TASK GOAL => Copy every line of the following data that includes the string "board".

PROVIDED RECORDS =>

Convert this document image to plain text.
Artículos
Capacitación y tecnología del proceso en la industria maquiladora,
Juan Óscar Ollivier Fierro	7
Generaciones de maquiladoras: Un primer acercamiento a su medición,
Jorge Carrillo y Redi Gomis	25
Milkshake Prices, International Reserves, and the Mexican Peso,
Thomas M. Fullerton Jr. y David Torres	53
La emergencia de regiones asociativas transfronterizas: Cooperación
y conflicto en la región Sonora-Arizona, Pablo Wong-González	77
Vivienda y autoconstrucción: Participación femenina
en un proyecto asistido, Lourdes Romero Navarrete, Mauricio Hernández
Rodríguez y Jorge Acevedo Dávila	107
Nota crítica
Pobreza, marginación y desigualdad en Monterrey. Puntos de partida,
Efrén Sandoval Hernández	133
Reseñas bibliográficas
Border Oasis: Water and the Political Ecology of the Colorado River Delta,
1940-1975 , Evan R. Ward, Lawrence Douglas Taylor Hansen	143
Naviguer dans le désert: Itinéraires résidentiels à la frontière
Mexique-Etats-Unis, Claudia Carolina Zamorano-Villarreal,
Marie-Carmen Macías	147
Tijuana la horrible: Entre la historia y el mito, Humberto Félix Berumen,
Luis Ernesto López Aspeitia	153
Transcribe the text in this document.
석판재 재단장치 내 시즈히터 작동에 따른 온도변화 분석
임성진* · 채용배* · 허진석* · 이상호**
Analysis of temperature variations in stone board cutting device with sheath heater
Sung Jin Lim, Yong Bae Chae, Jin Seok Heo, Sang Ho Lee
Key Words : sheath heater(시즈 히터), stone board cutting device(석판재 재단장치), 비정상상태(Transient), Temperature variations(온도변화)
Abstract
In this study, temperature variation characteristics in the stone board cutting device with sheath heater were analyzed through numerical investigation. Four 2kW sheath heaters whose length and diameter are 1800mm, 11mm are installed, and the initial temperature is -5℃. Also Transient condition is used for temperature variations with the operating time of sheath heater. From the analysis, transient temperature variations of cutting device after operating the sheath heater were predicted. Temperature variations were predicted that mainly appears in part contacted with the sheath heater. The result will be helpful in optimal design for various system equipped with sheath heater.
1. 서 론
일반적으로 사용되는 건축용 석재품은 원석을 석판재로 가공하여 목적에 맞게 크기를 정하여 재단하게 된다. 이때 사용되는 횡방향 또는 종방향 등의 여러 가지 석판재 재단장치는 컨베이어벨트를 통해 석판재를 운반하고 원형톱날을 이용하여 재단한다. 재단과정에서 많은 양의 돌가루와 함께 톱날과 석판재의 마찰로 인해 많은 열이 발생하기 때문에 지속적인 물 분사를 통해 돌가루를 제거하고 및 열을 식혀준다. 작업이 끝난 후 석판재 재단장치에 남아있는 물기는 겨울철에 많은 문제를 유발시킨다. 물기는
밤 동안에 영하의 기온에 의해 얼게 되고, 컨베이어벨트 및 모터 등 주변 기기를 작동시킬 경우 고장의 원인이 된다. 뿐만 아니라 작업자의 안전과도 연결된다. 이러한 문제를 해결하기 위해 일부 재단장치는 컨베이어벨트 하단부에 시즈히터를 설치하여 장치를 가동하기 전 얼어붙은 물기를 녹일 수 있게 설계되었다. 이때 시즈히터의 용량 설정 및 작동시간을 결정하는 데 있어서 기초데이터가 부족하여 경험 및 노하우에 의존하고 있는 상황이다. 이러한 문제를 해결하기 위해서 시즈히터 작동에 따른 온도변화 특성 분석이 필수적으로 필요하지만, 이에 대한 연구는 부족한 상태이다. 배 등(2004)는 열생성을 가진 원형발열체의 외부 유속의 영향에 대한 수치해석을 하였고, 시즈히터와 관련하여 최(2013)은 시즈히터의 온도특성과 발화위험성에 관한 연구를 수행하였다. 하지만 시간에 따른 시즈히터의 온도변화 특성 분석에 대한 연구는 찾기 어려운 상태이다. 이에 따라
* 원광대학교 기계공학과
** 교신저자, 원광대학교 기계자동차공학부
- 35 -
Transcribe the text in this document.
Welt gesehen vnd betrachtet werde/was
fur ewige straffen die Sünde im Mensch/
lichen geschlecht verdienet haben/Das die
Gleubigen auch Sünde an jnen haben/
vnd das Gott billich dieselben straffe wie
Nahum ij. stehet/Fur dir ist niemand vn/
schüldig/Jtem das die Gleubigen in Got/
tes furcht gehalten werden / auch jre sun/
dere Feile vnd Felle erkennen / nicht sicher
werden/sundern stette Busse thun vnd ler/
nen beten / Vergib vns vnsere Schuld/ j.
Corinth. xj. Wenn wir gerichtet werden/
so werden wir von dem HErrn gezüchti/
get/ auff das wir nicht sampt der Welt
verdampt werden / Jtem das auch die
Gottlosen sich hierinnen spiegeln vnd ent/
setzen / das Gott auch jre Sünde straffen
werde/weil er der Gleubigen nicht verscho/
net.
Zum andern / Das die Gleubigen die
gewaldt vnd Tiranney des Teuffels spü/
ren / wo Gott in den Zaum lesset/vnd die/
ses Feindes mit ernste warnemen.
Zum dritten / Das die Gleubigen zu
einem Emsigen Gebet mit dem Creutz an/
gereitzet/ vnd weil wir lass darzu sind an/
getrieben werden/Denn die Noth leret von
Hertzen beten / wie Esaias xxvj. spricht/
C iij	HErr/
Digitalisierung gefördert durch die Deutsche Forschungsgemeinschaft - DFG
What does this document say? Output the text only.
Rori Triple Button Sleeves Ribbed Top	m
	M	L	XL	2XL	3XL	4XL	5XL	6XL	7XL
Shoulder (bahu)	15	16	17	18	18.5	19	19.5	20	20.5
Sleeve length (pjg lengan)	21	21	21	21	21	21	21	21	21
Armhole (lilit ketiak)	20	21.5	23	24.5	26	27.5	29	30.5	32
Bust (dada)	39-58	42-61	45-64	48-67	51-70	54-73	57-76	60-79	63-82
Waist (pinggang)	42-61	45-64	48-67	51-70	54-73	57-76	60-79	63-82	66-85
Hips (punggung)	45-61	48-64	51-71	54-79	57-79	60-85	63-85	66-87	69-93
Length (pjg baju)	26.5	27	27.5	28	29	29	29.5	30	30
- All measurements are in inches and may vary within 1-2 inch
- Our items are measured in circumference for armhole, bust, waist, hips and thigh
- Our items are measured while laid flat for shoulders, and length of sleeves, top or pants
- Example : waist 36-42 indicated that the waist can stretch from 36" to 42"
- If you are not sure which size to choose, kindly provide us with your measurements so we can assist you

OUTPUT BELOW =>
Analysis of temperature variations in stone board cutting device with sheath heater
Key Words : sheath heater(시즈 히터), stone board cutting device(석판재 재단장치), 비정상상태(Transient), Temperature variations(온도변화)
In this study, temperature variation characteristics in the stone board cutting device with sheath heater were analyzed through numerical investigation. Four 2kW sheath heaters whose length and diameter are 1800mm, 11mm are installed, and the initial temperature is -5℃. Also Transient condition is used for temperature variations with the operating time of sheath heater. From the analysis, transient temperature variations of cutting device after operating the sheath heater were predicted. Temperature variations were predicted that mainly appears in part contacted with the sheath heater. The result will be helpful in optimal design for various system equipped with sheath heater.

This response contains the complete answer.